## STATED PROBLEM:
Provide only the number of lines in the listing that contain the string "here".
# # #
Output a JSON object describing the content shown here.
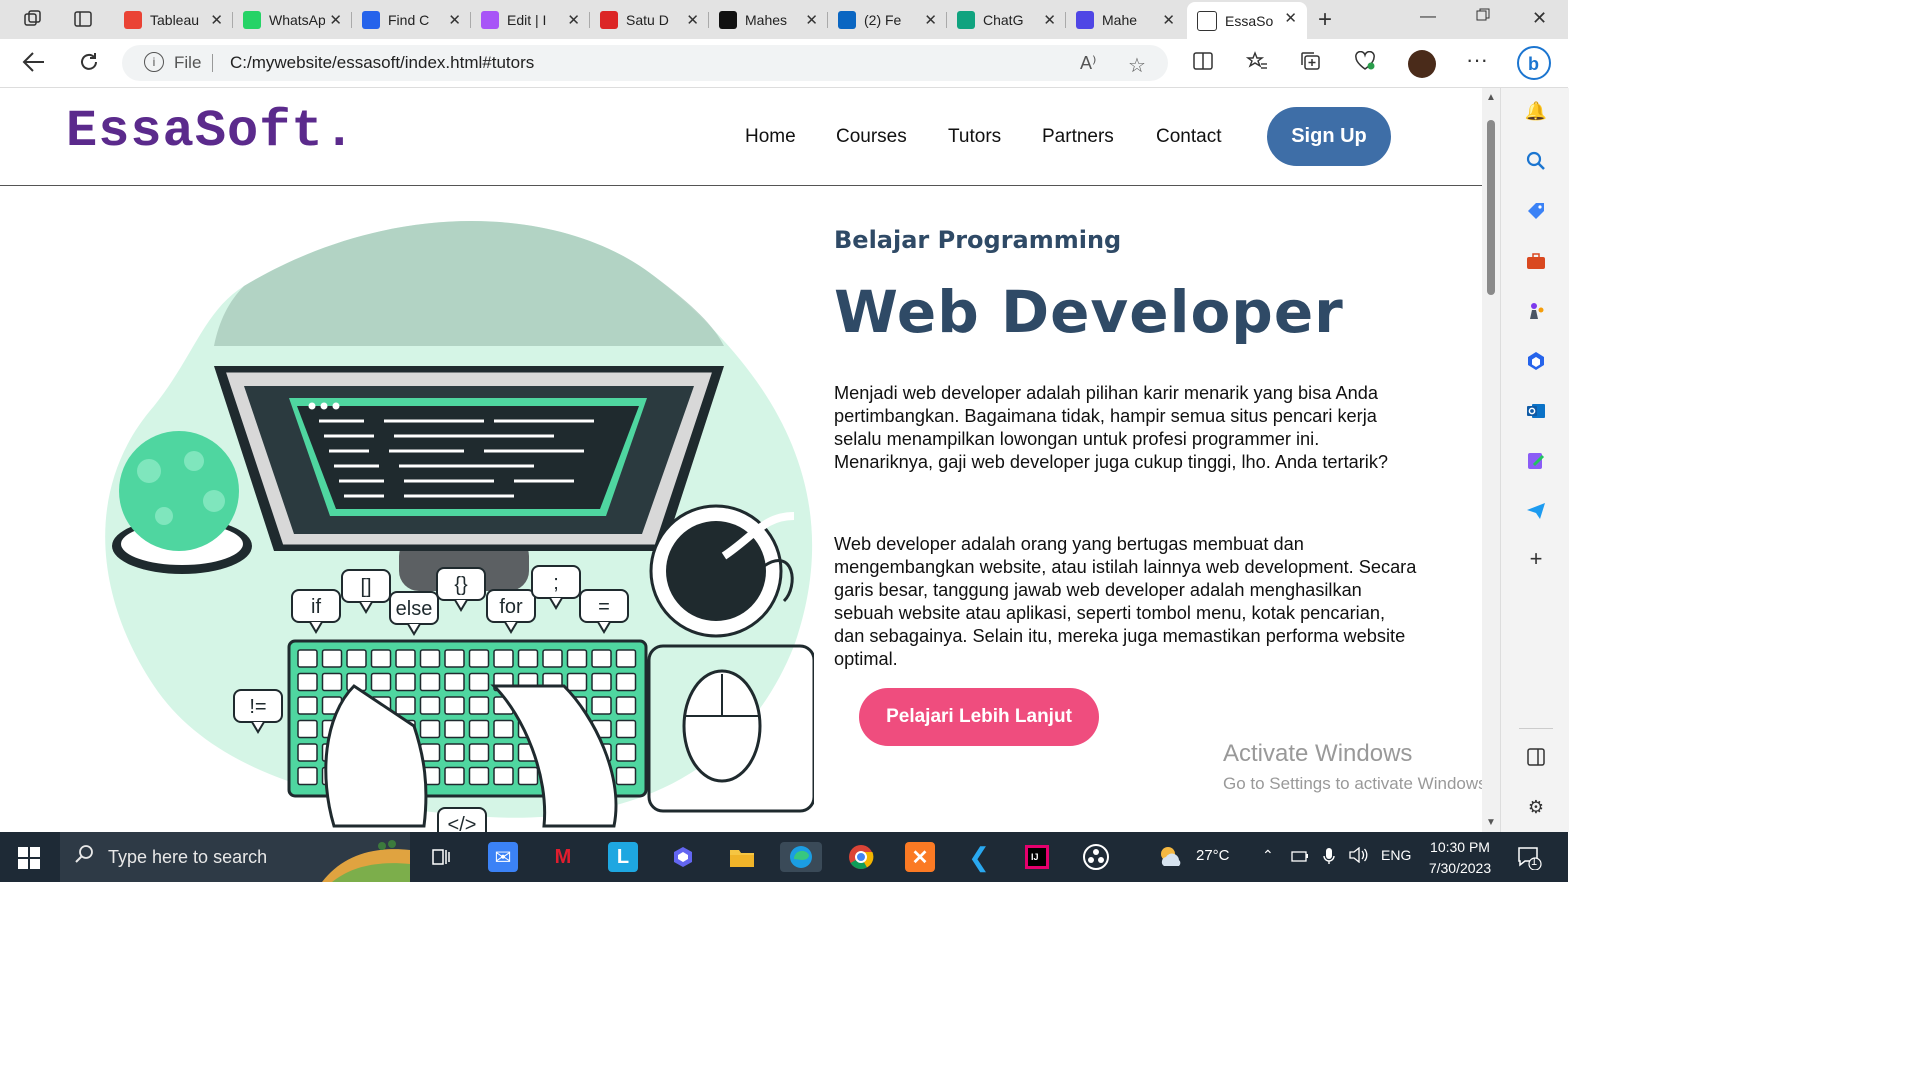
{
  "browser": {
    "tabs": [
      {
        "title": "Tableau",
        "favicon": "gmail-icon",
        "color": "#ea4335"
      },
      {
        "title": "WhatsApp",
        "favicon": "whatsapp-icon",
        "color": "#25d366"
      },
      {
        "title": "Find C",
        "favicon": "k-icon",
        "color": "#2563eb"
      },
      {
        "title": "Edit | I",
        "favicon": "sparkle-icon",
        "color": "#a855f7"
      },
      {
        "title": "Satu D",
        "favicon": "red-diamond-icon",
        "color": "#dc2626"
      },
      {
        "title": "Mahes",
        "favicon": "github-icon",
        "color": "#111111"
      },
      {
        "title": "(2) Fe",
        "favicon": "linkedin-icon",
        "color": "#0a66c2"
      },
      {
        "title": "ChatG",
        "favicon": "chatgpt-icon",
        "color": "#10a37f"
      },
      {
        "title": "Mahe",
        "favicon": "hex-icon",
        "color": "#4f46e5"
      },
      {
        "title": "EssaSo",
        "favicon": "page-icon",
        "color": "#ffffff"
      }
    ],
    "url_prefix": "File",
    "url": "C:/mywebsite/essasoft/index.html#tutors",
    "read_aloud": "A⁾"
  },
  "site": {
    "logo": "EssaSoft.",
    "nav": [
      "Home",
      "Courses",
      "Tutors",
      "Partners",
      "Contact"
    ],
    "signup": "Sign Up",
    "subtitle": "Belajar Programming",
    "title": "Web Developer",
    "paragraph1": "Menjadi web developer adalah pilihan karir menarik yang bisa Anda pertimbangkan. Bagaimana tidak, hampir semua situs pencari kerja selalu menampilkan lowongan untuk profesi programmer ini. Menariknya, gaji web developer juga cukup tinggi, lho. Anda tertarik?",
    "paragraph2": "Web developer adalah orang yang bertugas membuat dan mengembangkan website, atau istilah lainnya web development. Secara garis besar, tanggung jawab web developer adalah menghasilkan sebuah website atau aplikasi, seperti tombol menu, kotak pencarian, dan sebagainya. Selain itu, mereka juga memastikan performa website optimal.",
    "cta": "Pelajari Lebih Lanjut",
    "bubbles": [
      "if",
      "[]",
      "else",
      "{}",
      "for",
      ";",
      "=",
      "!=",
      "</>"
    ],
    "colors": {
      "logo": "#5b2a8c",
      "heading": "#2f4a66",
      "signup": "#3e6ea7",
      "cta": "#ef4d7e",
      "accent": "#4fd6a0"
    }
  },
  "os": {
    "watermark_title": "Activate Windows",
    "watermark_sub": "Go to Settings to activate Windows.",
    "search_placeholder": "Type here to search",
    "weather": "27°C",
    "language": "ENG",
    "time": "10:30 PM",
    "date": "7/30/2023",
    "notification_count": "1"
  }
}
# # #
## ANSWER IN FULL:
2